» **WORK TO COMPLETE**
Without the pictures, give the entries below again exactly as written.

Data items

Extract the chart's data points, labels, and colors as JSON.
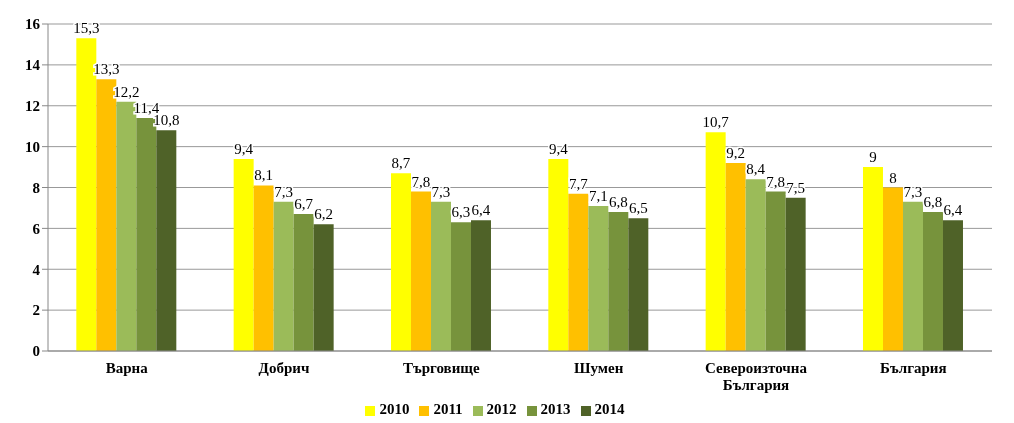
{
  "chart_data": {
    "type": "bar",
    "categories": [
      "Варна",
      "Добрич",
      "Търговище",
      "Шумен",
      "Североизточна България",
      "България"
    ],
    "series": [
      {
        "name": "2010",
        "color": "#ffff00",
        "values": [
          15.3,
          9.4,
          8.7,
          9.4,
          10.7,
          9
        ],
        "value_labels": [
          "15,3",
          "9,4",
          "8,7",
          "9,4",
          "10,7",
          "9"
        ]
      },
      {
        "name": "2011",
        "color": "#ffc000",
        "values": [
          13.3,
          8.1,
          7.8,
          7.7,
          9.2,
          8
        ],
        "value_labels": [
          "13,3",
          "8,1",
          "7,8",
          "7,7",
          "9,2",
          "8"
        ]
      },
      {
        "name": "2012",
        "color": "#9bbb59",
        "values": [
          12.2,
          7.3,
          7.3,
          7.1,
          8.4,
          7.3
        ],
        "value_labels": [
          "12,2",
          "7,3",
          "7,3",
          "7,1",
          "8,4",
          "7,3"
        ]
      },
      {
        "name": "2013",
        "color": "#77933c",
        "values": [
          11.4,
          6.7,
          6.3,
          6.8,
          7.8,
          6.8
        ],
        "value_labels": [
          "11,4",
          "6,7",
          "6,3",
          "6,8",
          "7,8",
          "6,8"
        ]
      },
      {
        "name": "2014",
        "color": "#4f6228",
        "values": [
          10.8,
          6.2,
          6.4,
          6.5,
          7.5,
          6.4
        ],
        "value_labels": [
          "10,8",
          "6,2",
          "6,4",
          "6,5",
          "7,5",
          "6,4"
        ]
      }
    ],
    "ylim": [
      0,
      16
    ],
    "yticks": [
      0,
      2,
      4,
      6,
      8,
      10,
      12,
      14,
      16
    ],
    "grid": "y",
    "legend": "bottom"
  }
}
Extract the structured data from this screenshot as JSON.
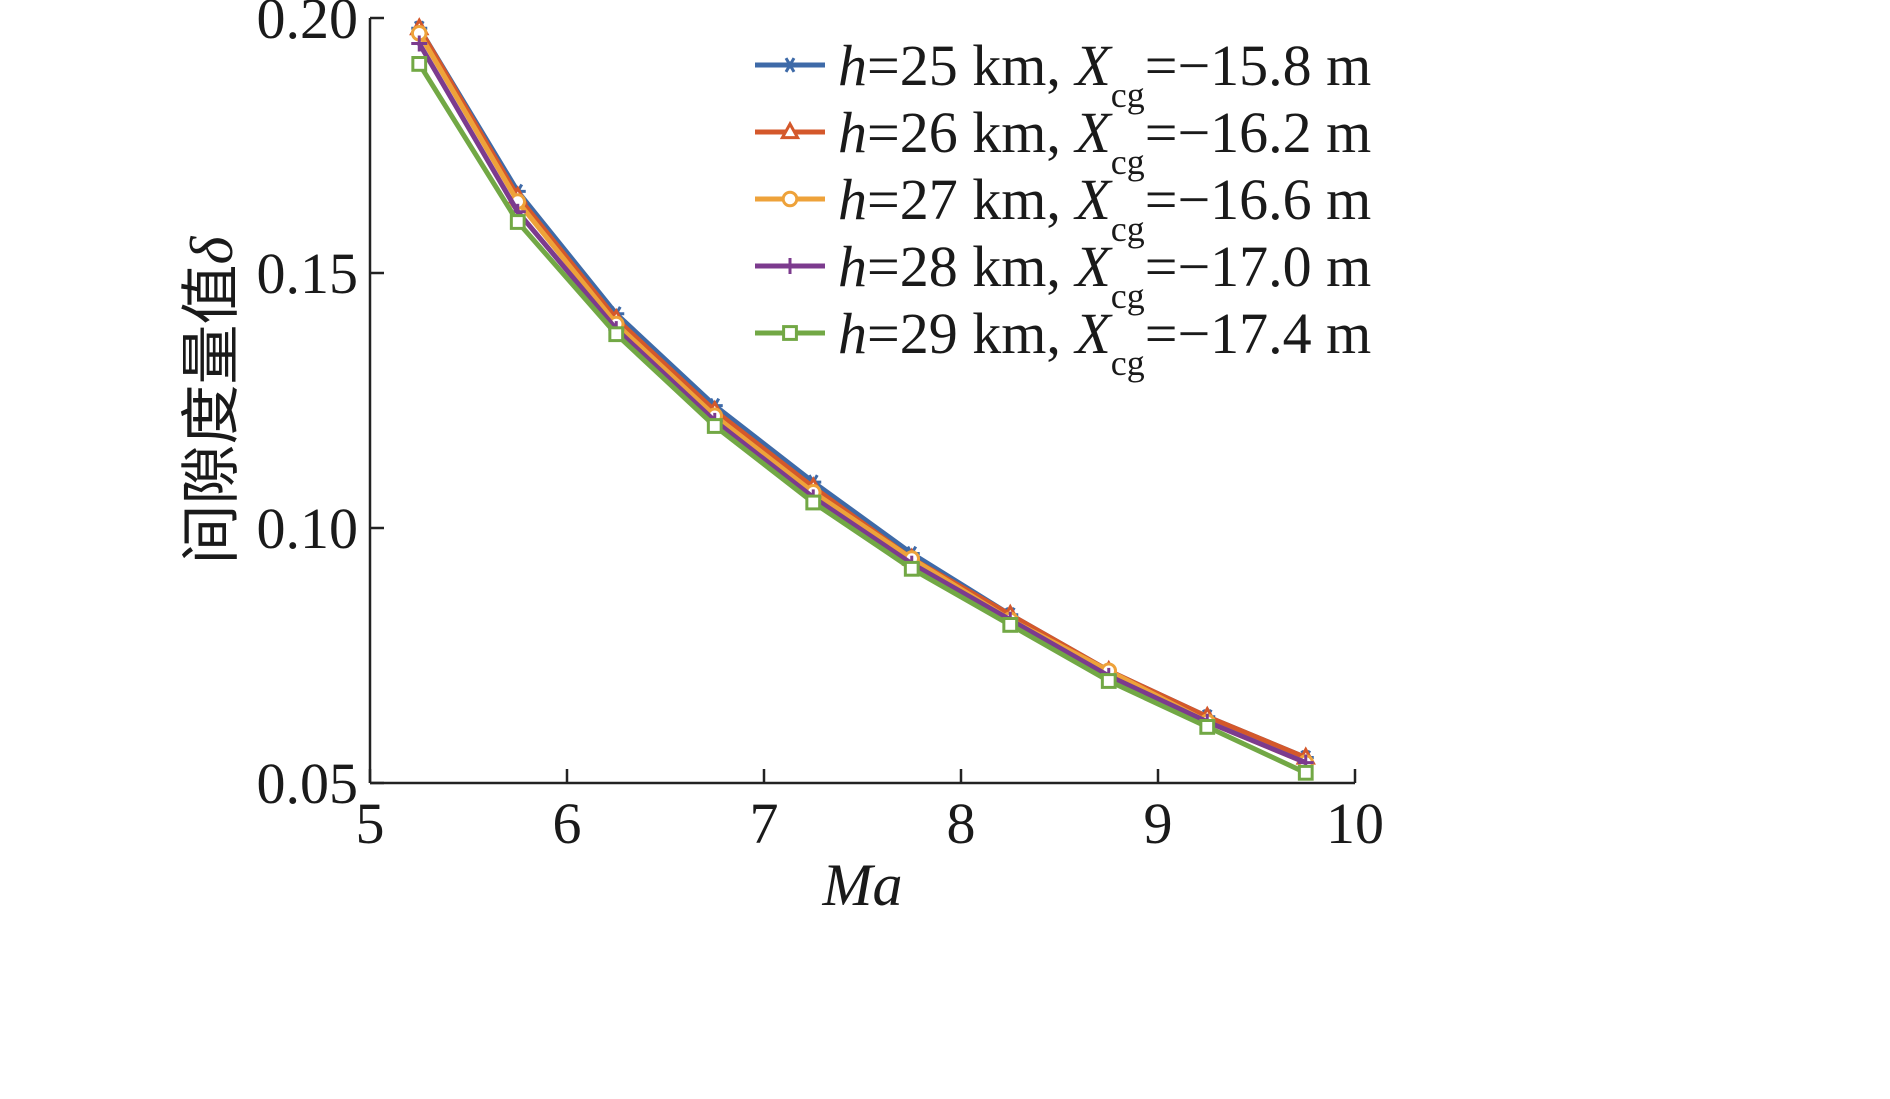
{
  "chart_data": {
    "type": "line",
    "xlabel": "Ma",
    "ylabel": "间隙度量值δ",
    "ylabel_text": "间隙度量值",
    "ylabel_symbol": "δ",
    "xlim": [
      5,
      10
    ],
    "ylim": [
      0.05,
      0.2
    ],
    "x_ticks": [
      5,
      6,
      7,
      8,
      9,
      10
    ],
    "x_tick_labels": [
      "5",
      "6",
      "7",
      "8",
      "9",
      "10"
    ],
    "y_ticks": [
      0.05,
      0.1,
      0.15,
      0.2
    ],
    "y_tick_labels": [
      "0.05",
      "0.10",
      "0.15",
      "0.20"
    ],
    "grid": false,
    "legend_position": "top-right",
    "x": [
      5.25,
      5.75,
      6.25,
      6.75,
      7.25,
      7.75,
      8.25,
      8.75,
      9.25,
      9.75
    ],
    "series": [
      {
        "name": "h=25 km, Xcg=−15.8 m",
        "h_var": "h",
        "h_rest": "=25 km, ",
        "x_var": "X",
        "x_sub": "cg",
        "x_rest": "=−15.8 m",
        "color": "#3e6aa8",
        "marker": "asterisk",
        "values": [
          0.198,
          0.166,
          0.142,
          0.124,
          0.109,
          0.095,
          0.083,
          0.072,
          0.063,
          0.055
        ]
      },
      {
        "name": "h=26 km, Xcg=−16.2 m",
        "h_var": "h",
        "h_rest": "=26 km, ",
        "x_var": "X",
        "x_sub": "cg",
        "x_rest": "=−16.2 m",
        "color": "#d4582b",
        "marker": "triangle",
        "values": [
          0.198,
          0.165,
          0.141,
          0.123,
          0.108,
          0.094,
          0.083,
          0.072,
          0.063,
          0.055
        ]
      },
      {
        "name": "h=27 km, Xcg=−16.6 m",
        "h_var": "h",
        "h_rest": "=27 km, ",
        "x_var": "X",
        "x_sub": "cg",
        "x_rest": "=−16.6 m",
        "color": "#eea23a",
        "marker": "circle",
        "values": [
          0.197,
          0.164,
          0.14,
          0.122,
          0.107,
          0.094,
          0.082,
          0.072,
          0.062,
          0.054
        ]
      },
      {
        "name": "h=28 km, Xcg=−17.0 m",
        "h_var": "h",
        "h_rest": "=28 km, ",
        "x_var": "X",
        "x_sub": "cg",
        "x_rest": "=−17.0 m",
        "color": "#7c3b8e",
        "marker": "plus",
        "values": [
          0.195,
          0.162,
          0.139,
          0.121,
          0.106,
          0.093,
          0.082,
          0.071,
          0.062,
          0.054
        ]
      },
      {
        "name": "h=29 km, Xcg=−17.4 m",
        "h_var": "h",
        "h_rest": "=29 km, ",
        "x_var": "X",
        "x_sub": "cg",
        "x_rest": "=−17.4 m",
        "color": "#72a845",
        "marker": "square",
        "values": [
          0.191,
          0.16,
          0.138,
          0.12,
          0.105,
          0.092,
          0.081,
          0.07,
          0.061,
          0.052
        ]
      }
    ]
  }
}
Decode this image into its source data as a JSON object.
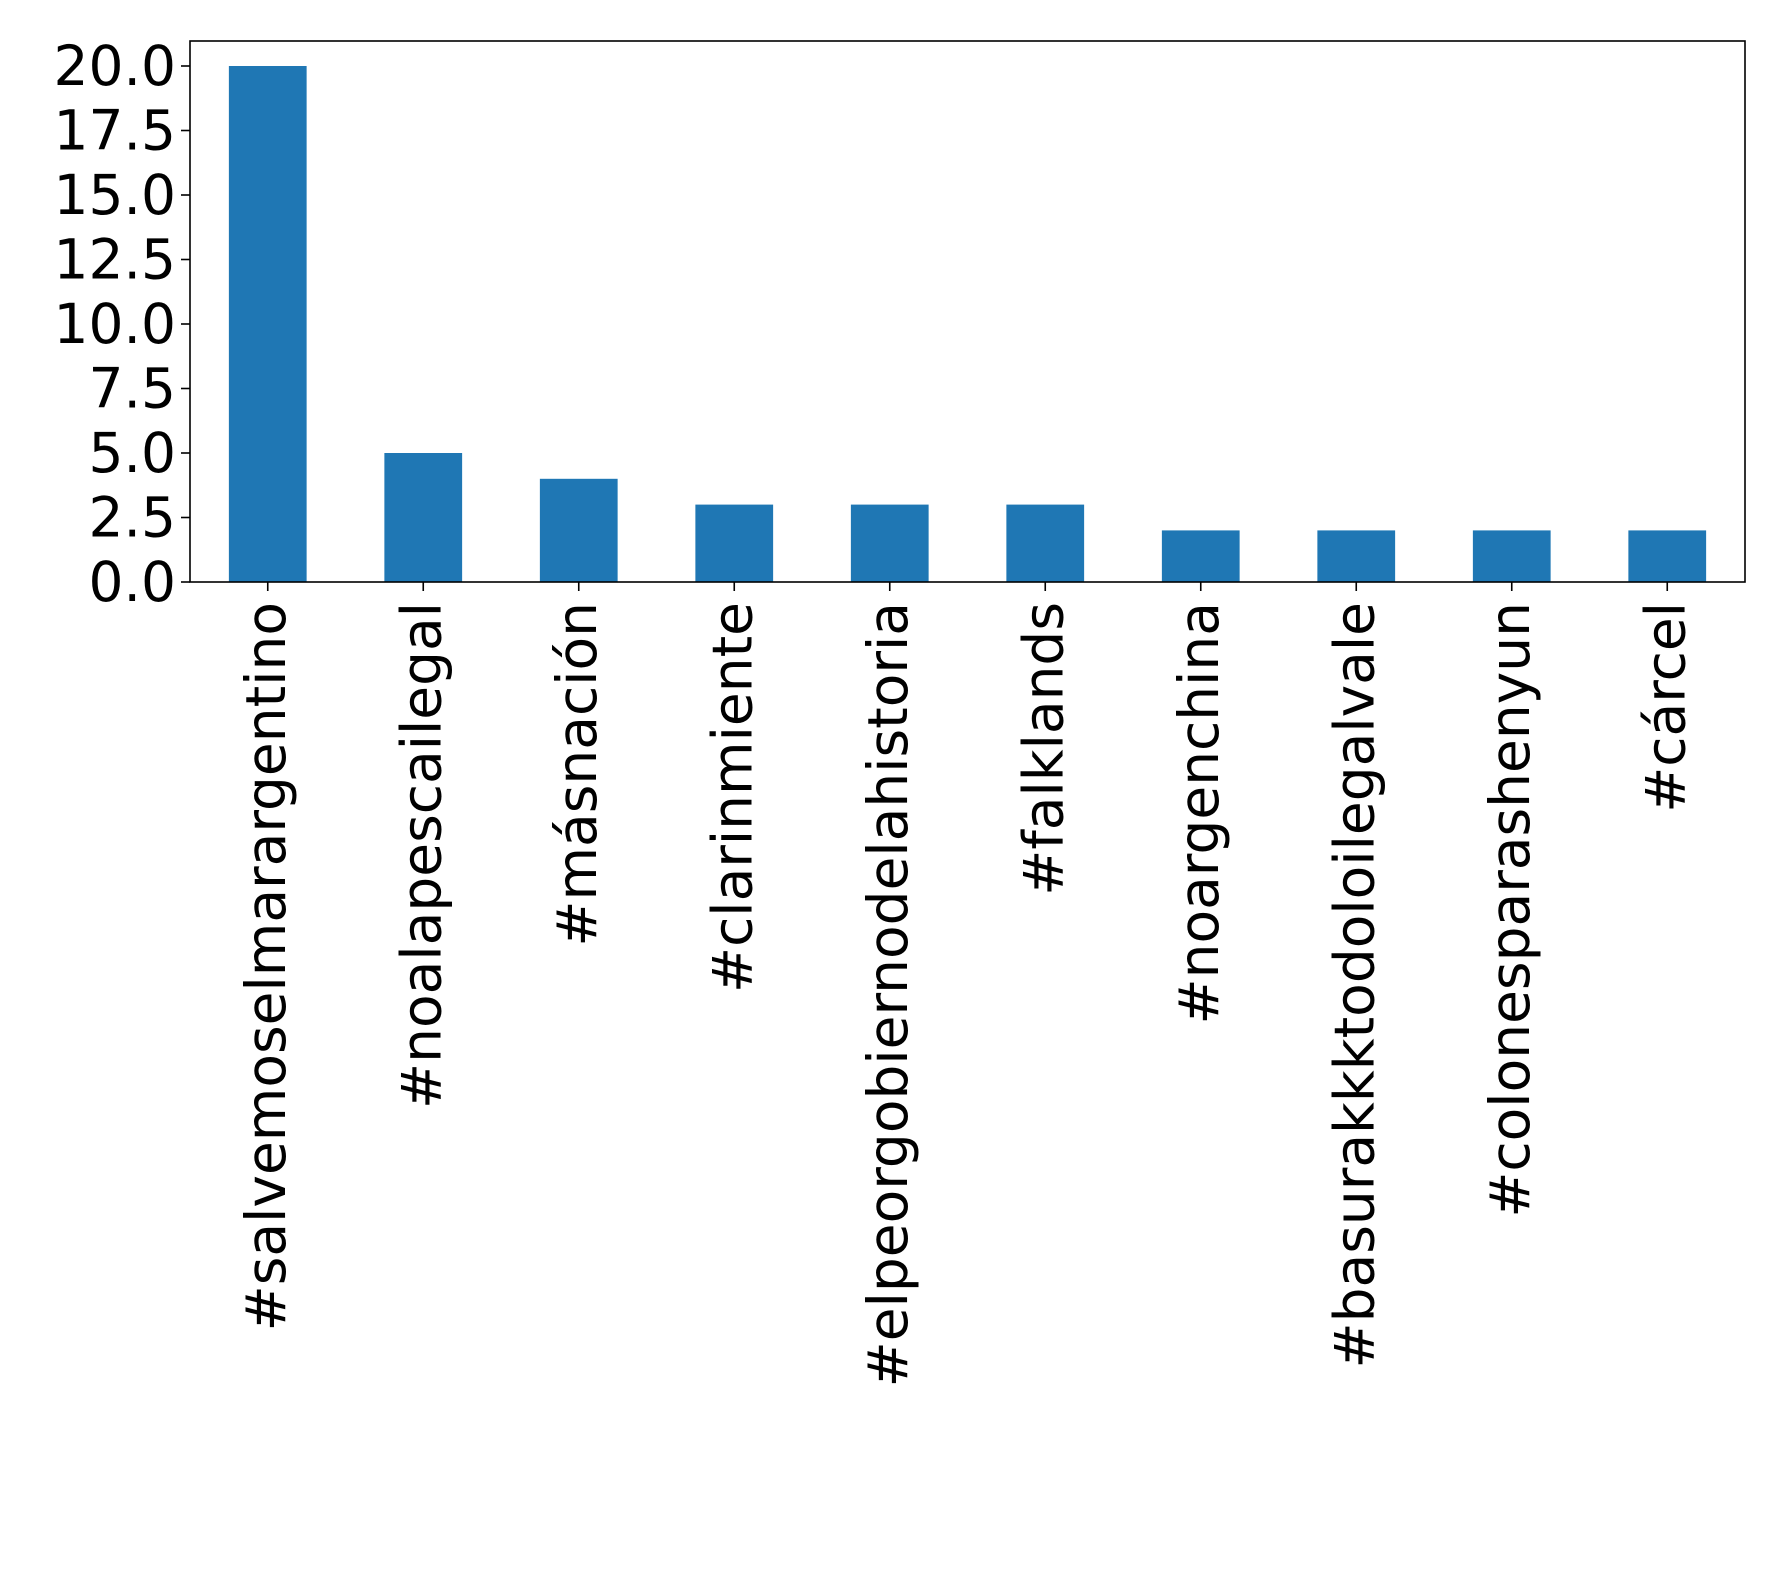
{
  "chart_data": {
    "type": "bar",
    "title": "",
    "xlabel": "",
    "ylabel": "",
    "categories": [
      "#salvemoselmarargentino",
      "#noalapescailegal",
      "#másnación",
      "#clarinmiente",
      "#elpeorgobiernodelahistoria",
      "#falklands",
      "#noargenchina",
      "#basurakkktodoloilegalvale",
      "#colonesparashenyun",
      "#cárcel"
    ],
    "values": [
      20,
      5,
      4,
      3,
      3,
      3,
      2,
      2,
      2,
      2
    ],
    "ylim": [
      0,
      21
    ],
    "yticks": [
      "0.0",
      "2.5",
      "5.0",
      "7.5",
      "10.0",
      "12.5",
      "15.0",
      "17.5",
      "20.0"
    ],
    "bar_color": "#1f77b4",
    "grid": false,
    "legend": "none"
  }
}
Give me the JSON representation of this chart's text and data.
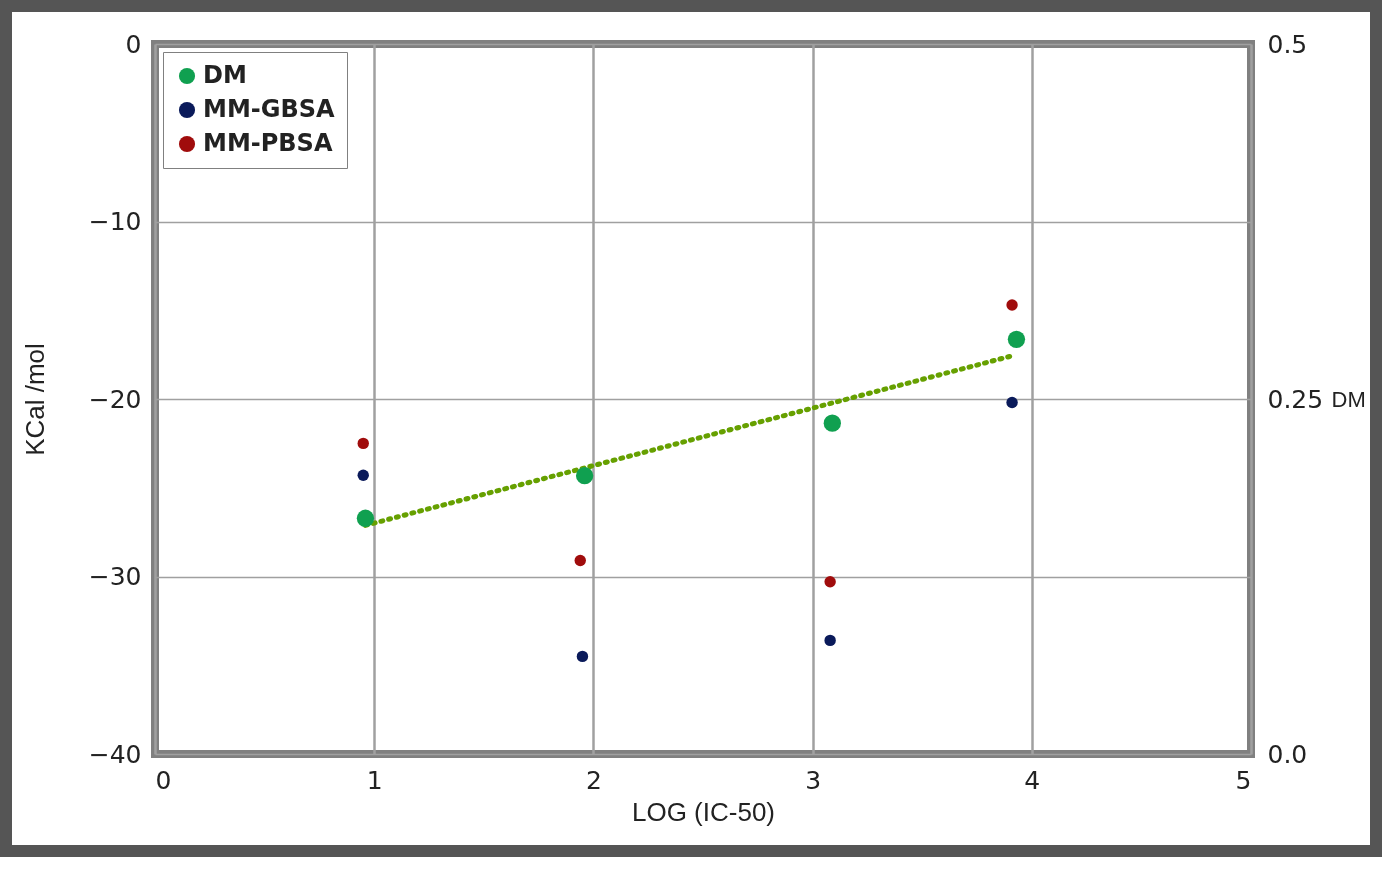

» **SOLUTION TO THE PROBLEM**
Extract the chart's data points, labels, and colors as JSON.
{
  "chart_data": {
    "type": "bar",
    "categories": [
      "Варна",
      "Добрич",
      "Търговище",
      "Шумен",
      "Североизточна България",
      "България"
    ],
    "series": [
      {
        "name": "2010",
        "color": "#ffff00",
        "values": [
          15.3,
          9.4,
          8.7,
          9.4,
          10.7,
          9
        ],
        "value_labels": [
          "15,3",
          "9,4",
          "8,7",
          "9,4",
          "10,7",
          "9"
        ]
      },
      {
        "name": "2011",
        "color": "#ffc000",
        "values": [
          13.3,
          8.1,
          7.8,
          7.7,
          9.2,
          8
        ],
        "value_labels": [
          "13,3",
          "8,1",
          "7,8",
          "7,7",
          "9,2",
          "8"
        ]
      },
      {
        "name": "2012",
        "color": "#9bbb59",
        "values": [
          12.2,
          7.3,
          7.3,
          7.1,
          8.4,
          7.3
        ],
        "value_labels": [
          "12,2",
          "7,3",
          "7,3",
          "7,1",
          "8,4",
          "7,3"
        ]
      },
      {
        "name": "2013",
        "color": "#77933c",
        "values": [
          11.4,
          6.7,
          6.3,
          6.8,
          7.8,
          6.8
        ],
        "value_labels": [
          "11,4",
          "6,7",
          "6,3",
          "6,8",
          "7,8",
          "6,8"
        ]
      },
      {
        "name": "2014",
        "color": "#4f6228",
        "values": [
          10.8,
          6.2,
          6.4,
          6.5,
          7.5,
          6.4
        ],
        "value_labels": [
          "10,8",
          "6,2",
          "6,4",
          "6,5",
          "7,5",
          "6,4"
        ]
      }
    ],
    "ylim": [
      0,
      16
    ],
    "yticks": [
      0,
      2,
      4,
      6,
      8,
      10,
      12,
      14,
      16
    ],
    "grid": "y",
    "legend": "bottom"
  }
}
Extract the structured data from this screenshot as JSON.
{
  "chart_data": {
    "type": "line",
    "xlabel": "Ma",
    "ylabel": "间隙度量值δ",
    "ylabel_text": "间隙度量值",
    "ylabel_symbol": "δ",
    "xlim": [
      5,
      10
    ],
    "ylim": [
      0.05,
      0.2
    ],
    "x_ticks": [
      5,
      6,
      7,
      8,
      9,
      10
    ],
    "x_tick_labels": [
      "5",
      "6",
      "7",
      "8",
      "9",
      "10"
    ],
    "y_ticks": [
      0.05,
      0.1,
      0.15,
      0.2
    ],
    "y_tick_labels": [
      "0.05",
      "0.10",
      "0.15",
      "0.20"
    ],
    "grid": false,
    "legend_position": "top-right",
    "x": [
      5.25,
      5.75,
      6.25,
      6.75,
      7.25,
      7.75,
      8.25,
      8.75,
      9.25,
      9.75
    ],
    "series": [
      {
        "name": "h=25 km, Xcg=−15.8 m",
        "h_var": "h",
        "h_rest": "=25 km, ",
        "x_var": "X",
        "x_sub": "cg",
        "x_rest": "=−15.8 m",
        "color": "#3e6aa8",
        "marker": "asterisk",
        "values": [
          0.198,
          0.166,
          0.142,
          0.124,
          0.109,
          0.095,
          0.083,
          0.072,
          0.063,
          0.055
        ]
      },
      {
        "name": "h=26 km, Xcg=−16.2 m",
        "h_var": "h",
        "h_rest": "=26 km, ",
        "x_var": "X",
        "x_sub": "cg",
        "x_rest": "=−16.2 m",
        "color": "#d4582b",
        "marker": "triangle",
        "values": [
          0.198,
          0.165,
          0.141,
          0.123,
          0.108,
          0.094,
          0.083,
          0.072,
          0.063,
          0.055
        ]
      },
      {
        "name": "h=27 km, Xcg=−16.6 m",
        "h_var": "h",
        "h_rest": "=27 km, ",
        "x_var": "X",
        "x_sub": "cg",
        "x_rest": "=−16.6 m",
        "color": "#eea23a",
        "marker": "circle",
        "values": [
          0.197,
          0.164,
          0.14,
          0.122,
          0.107,
          0.094,
          0.082,
          0.072,
          0.062,
          0.054
        ]
      },
      {
        "name": "h=28 km, Xcg=−17.0 m",
        "h_var": "h",
        "h_rest": "=28 km, ",
        "x_var": "X",
        "x_sub": "cg",
        "x_rest": "=−17.0 m",
        "color": "#7c3b8e",
        "marker": "plus",
        "values": [
          0.195,
          0.162,
          0.139,
          0.121,
          0.106,
          0.093,
          0.082,
          0.071,
          0.062,
          0.054
        ]
      },
      {
        "name": "h=29 km, Xcg=−17.4 m",
        "h_var": "h",
        "h_rest": "=29 km, ",
        "x_var": "X",
        "x_sub": "cg",
        "x_rest": "=−17.4 m",
        "color": "#72a845",
        "marker": "square",
        "values": [
          0.191,
          0.16,
          0.138,
          0.12,
          0.105,
          0.092,
          0.081,
          0.07,
          0.061,
          0.052
        ]
      }
    ]
  }
}
Decode this image into its source data as a JSON object.
{
  "chart_data": {
    "type": "bar",
    "title": "",
    "xlabel": "",
    "ylabel": "",
    "categories": [
      "#salvemoselmarargentino",
      "#noalapescailegal",
      "#másnación",
      "#clarinmiente",
      "#elpeorgobiernodelahistoria",
      "#falklands",
      "#noargenchina",
      "#basurakkktodoloilegalvale",
      "#colonesparashenyun",
      "#cárcel"
    ],
    "values": [
      20,
      5,
      4,
      3,
      3,
      3,
      2,
      2,
      2,
      2
    ],
    "ylim": [
      0,
      21
    ],
    "yticks": [
      "0.0",
      "2.5",
      "5.0",
      "7.5",
      "10.0",
      "12.5",
      "15.0",
      "17.5",
      "20.0"
    ],
    "bar_color": "#1f77b4",
    "grid": false,
    "legend": "none"
  }
}
Give me the JSON representation of this chart's text and data.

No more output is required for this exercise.